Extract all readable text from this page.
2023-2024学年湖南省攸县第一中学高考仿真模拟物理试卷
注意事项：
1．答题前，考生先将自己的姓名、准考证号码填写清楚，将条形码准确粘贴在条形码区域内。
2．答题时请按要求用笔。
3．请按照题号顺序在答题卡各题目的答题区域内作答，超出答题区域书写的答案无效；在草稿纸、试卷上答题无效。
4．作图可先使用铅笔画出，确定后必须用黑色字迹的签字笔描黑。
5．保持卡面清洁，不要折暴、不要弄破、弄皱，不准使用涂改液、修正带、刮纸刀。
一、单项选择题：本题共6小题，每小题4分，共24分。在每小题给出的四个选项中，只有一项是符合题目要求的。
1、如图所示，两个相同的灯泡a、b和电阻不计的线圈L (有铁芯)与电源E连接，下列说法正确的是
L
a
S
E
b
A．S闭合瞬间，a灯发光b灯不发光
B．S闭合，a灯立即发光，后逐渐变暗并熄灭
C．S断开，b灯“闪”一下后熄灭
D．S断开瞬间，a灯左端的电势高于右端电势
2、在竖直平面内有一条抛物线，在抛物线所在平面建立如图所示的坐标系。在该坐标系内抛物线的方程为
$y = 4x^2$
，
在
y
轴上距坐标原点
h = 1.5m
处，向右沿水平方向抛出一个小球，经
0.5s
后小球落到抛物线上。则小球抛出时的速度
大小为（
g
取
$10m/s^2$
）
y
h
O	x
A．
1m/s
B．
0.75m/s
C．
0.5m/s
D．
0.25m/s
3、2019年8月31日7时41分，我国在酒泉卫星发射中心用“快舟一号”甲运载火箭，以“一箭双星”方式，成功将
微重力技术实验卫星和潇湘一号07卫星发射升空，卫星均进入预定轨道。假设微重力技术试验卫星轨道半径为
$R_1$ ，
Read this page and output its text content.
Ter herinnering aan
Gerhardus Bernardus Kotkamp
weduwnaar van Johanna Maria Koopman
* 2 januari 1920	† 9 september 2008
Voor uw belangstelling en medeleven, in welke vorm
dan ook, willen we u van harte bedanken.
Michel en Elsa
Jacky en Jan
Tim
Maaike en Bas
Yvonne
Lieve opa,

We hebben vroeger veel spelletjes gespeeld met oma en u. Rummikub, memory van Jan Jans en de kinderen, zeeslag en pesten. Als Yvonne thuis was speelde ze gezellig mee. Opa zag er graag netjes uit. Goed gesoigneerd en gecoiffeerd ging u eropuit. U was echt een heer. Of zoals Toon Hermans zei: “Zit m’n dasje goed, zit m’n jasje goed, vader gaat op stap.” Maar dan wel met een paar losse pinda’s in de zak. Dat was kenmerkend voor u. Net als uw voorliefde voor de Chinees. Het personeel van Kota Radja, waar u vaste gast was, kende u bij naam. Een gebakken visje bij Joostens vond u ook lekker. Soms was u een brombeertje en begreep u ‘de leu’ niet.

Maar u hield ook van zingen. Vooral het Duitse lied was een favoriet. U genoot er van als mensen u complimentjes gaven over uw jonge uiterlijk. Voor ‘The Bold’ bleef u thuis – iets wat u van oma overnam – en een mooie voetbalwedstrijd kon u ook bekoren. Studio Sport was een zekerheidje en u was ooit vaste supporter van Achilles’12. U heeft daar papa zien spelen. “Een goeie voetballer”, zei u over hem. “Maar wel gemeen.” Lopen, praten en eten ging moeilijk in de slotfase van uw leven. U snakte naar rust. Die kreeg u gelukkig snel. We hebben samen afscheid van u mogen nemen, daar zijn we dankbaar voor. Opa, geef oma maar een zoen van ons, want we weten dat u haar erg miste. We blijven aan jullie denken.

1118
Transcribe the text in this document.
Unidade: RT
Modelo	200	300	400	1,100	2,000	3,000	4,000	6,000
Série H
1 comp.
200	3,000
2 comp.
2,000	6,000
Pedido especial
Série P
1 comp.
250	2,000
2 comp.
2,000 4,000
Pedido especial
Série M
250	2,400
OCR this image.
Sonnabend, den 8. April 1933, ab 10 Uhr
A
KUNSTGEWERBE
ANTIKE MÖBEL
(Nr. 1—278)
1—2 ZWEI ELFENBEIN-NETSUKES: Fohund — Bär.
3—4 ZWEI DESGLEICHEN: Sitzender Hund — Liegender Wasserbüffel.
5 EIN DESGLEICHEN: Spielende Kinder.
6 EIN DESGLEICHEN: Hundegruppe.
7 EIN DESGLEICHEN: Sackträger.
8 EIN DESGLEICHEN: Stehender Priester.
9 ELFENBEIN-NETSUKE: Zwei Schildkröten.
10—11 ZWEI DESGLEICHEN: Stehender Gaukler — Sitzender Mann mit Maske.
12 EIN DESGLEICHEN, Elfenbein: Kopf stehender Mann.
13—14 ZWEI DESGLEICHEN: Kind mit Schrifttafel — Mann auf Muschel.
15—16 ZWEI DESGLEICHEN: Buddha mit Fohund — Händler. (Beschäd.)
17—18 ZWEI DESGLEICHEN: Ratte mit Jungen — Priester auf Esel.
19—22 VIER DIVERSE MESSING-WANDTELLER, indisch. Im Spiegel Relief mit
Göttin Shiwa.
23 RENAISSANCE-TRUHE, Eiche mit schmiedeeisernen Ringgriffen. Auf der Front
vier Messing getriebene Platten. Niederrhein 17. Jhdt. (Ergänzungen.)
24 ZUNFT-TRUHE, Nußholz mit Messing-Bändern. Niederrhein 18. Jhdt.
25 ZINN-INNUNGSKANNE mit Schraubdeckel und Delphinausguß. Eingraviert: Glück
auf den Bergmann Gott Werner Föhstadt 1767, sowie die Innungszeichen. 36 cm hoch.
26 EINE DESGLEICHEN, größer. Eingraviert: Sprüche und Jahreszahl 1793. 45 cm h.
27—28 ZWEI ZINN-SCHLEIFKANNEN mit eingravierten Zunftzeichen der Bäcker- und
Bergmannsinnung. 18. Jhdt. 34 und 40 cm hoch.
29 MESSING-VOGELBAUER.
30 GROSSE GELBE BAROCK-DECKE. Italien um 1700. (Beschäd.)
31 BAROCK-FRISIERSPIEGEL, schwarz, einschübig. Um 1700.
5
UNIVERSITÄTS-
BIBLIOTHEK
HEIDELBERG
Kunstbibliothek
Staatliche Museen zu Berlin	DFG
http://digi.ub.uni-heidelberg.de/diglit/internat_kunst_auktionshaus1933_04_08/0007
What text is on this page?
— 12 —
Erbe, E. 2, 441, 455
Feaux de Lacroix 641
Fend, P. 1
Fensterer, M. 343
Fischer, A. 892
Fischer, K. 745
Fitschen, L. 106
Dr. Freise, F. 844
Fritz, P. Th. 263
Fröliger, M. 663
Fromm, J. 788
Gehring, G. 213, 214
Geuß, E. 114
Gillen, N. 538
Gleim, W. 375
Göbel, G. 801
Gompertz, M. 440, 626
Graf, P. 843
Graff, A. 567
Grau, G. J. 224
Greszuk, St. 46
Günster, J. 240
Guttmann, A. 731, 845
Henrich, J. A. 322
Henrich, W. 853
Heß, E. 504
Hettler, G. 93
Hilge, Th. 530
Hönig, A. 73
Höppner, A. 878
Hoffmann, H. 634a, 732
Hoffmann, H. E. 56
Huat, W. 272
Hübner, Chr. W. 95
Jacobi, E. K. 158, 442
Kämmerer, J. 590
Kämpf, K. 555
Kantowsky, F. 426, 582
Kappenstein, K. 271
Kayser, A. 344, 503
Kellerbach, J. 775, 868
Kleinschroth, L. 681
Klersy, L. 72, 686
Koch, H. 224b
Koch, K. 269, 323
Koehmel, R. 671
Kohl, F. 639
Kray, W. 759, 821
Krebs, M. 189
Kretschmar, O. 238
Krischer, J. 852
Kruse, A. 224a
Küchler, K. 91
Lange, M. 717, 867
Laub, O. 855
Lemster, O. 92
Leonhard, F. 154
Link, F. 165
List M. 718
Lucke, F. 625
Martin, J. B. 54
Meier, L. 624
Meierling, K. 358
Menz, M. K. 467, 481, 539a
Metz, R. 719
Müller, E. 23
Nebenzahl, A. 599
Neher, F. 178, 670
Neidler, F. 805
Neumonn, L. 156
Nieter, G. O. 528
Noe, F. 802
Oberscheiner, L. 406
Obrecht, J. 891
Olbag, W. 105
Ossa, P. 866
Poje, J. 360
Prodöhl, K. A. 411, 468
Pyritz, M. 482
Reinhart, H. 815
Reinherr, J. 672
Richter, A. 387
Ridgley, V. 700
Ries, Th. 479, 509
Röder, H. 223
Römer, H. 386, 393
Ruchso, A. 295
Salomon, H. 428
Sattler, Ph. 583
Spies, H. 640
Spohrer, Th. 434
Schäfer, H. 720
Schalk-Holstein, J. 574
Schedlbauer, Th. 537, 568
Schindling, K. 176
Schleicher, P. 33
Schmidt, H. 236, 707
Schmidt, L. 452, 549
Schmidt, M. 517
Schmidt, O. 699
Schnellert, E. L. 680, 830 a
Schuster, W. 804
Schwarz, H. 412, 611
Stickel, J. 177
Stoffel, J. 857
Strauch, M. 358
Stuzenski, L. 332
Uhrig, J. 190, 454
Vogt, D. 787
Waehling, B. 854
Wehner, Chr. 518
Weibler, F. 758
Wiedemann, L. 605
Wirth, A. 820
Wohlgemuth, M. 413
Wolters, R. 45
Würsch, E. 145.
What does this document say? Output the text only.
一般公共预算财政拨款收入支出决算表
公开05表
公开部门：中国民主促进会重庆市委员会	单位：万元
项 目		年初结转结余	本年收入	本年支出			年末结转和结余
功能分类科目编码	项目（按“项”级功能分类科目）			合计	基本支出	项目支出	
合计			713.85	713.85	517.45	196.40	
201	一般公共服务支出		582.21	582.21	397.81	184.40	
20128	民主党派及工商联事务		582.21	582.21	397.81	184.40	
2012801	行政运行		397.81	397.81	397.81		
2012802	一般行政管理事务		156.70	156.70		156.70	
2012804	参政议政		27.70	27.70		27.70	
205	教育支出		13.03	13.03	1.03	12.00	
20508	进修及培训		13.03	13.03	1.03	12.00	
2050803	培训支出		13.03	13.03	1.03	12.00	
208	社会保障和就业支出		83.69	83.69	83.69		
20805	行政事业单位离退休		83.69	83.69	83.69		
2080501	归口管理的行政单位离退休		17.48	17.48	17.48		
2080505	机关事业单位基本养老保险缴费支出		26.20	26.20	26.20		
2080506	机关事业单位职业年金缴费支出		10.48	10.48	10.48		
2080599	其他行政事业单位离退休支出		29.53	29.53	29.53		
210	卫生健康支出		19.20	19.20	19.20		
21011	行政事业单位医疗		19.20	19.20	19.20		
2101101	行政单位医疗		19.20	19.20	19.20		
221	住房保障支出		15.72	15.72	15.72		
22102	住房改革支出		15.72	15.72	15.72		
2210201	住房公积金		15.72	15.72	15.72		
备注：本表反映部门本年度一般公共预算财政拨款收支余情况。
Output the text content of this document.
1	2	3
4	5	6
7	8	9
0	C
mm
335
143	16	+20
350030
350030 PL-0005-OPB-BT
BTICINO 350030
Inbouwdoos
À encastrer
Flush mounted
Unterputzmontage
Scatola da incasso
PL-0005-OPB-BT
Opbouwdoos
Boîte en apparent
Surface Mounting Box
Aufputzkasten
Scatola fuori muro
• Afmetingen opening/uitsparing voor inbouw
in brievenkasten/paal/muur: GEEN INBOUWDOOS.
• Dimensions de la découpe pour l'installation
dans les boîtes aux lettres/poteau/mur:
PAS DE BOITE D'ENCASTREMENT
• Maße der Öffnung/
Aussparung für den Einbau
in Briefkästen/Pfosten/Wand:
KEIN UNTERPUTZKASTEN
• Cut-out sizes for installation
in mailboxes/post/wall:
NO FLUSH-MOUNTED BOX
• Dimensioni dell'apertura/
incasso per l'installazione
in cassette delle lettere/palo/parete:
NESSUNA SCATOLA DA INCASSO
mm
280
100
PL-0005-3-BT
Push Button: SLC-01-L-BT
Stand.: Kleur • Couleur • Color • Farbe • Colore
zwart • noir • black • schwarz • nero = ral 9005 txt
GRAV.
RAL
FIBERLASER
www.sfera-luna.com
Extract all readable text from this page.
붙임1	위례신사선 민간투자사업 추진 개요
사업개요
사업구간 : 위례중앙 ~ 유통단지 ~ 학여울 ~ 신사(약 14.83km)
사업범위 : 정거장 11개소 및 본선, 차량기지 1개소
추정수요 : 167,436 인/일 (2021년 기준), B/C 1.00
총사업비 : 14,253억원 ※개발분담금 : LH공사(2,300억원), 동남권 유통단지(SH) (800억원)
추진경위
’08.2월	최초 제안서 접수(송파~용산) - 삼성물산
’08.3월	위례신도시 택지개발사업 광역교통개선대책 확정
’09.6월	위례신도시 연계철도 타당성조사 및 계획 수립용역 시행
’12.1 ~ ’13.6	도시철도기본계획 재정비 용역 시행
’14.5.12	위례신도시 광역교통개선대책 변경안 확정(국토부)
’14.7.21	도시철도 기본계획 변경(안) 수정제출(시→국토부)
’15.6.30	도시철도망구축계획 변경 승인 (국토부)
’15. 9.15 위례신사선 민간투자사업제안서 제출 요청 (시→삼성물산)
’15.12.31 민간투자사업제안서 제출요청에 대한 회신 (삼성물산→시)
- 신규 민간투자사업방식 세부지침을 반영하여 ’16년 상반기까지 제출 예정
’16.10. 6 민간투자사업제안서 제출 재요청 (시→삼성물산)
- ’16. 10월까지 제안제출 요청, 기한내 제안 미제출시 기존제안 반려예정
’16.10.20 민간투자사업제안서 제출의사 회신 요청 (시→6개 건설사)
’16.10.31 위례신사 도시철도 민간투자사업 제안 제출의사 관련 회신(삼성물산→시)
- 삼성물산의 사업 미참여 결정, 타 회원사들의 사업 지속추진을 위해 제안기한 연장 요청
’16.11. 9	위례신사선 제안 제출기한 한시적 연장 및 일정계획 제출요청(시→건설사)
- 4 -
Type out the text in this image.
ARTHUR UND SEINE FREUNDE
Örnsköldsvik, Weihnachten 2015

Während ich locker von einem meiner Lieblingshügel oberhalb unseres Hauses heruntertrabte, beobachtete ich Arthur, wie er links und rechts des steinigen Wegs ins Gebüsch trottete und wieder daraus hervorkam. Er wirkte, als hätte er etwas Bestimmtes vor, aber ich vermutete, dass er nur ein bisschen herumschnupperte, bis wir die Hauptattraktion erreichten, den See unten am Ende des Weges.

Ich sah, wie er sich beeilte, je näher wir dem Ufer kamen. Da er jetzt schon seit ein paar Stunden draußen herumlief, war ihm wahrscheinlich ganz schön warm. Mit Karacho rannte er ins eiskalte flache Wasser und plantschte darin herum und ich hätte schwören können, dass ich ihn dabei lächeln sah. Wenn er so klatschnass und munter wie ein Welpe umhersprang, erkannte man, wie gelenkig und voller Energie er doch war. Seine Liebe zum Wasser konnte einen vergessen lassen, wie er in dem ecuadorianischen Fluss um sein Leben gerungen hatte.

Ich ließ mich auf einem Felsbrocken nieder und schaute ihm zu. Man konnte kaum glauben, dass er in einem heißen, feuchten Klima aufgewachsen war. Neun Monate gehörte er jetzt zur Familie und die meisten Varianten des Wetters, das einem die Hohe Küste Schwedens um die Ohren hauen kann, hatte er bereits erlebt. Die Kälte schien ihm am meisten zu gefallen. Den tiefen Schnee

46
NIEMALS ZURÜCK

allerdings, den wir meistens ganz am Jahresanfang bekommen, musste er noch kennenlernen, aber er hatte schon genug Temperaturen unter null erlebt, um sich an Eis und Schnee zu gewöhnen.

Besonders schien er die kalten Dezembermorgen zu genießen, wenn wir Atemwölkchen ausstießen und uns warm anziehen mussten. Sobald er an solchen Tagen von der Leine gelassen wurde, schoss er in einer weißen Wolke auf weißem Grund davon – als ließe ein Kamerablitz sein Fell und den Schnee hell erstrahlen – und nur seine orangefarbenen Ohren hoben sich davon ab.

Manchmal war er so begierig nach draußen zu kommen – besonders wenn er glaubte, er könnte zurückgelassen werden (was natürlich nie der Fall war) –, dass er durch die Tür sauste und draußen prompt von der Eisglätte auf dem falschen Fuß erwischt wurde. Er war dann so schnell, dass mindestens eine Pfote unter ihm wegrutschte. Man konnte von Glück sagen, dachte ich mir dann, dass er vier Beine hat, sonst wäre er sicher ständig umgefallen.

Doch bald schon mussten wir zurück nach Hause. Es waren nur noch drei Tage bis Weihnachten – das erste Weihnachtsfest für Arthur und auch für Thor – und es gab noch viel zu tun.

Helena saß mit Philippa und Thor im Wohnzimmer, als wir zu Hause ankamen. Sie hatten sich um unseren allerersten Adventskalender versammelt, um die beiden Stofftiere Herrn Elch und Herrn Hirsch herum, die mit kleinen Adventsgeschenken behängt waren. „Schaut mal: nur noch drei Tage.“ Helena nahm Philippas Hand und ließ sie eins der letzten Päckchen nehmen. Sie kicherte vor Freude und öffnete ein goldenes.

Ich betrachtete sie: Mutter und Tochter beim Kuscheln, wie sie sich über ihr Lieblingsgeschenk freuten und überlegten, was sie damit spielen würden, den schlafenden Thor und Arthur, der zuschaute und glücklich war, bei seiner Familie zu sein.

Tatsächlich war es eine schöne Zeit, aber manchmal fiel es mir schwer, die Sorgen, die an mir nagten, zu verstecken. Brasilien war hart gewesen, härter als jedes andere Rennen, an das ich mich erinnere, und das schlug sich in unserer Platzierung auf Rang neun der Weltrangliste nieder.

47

## What you should do
Identify which lines contain the word "Jhdt" and copy each one.

## Final result
vier Messing getriebene Platten. Niederrhein 17. Jhdt. (Ergänzungen.)
24 ZUNFT-TRUHE, Nußholz mit Messing-Bändern. Niederrhein 18. Jhdt.
Bergmannsinnung. 18. Jhdt. 34 und 40 cm hoch.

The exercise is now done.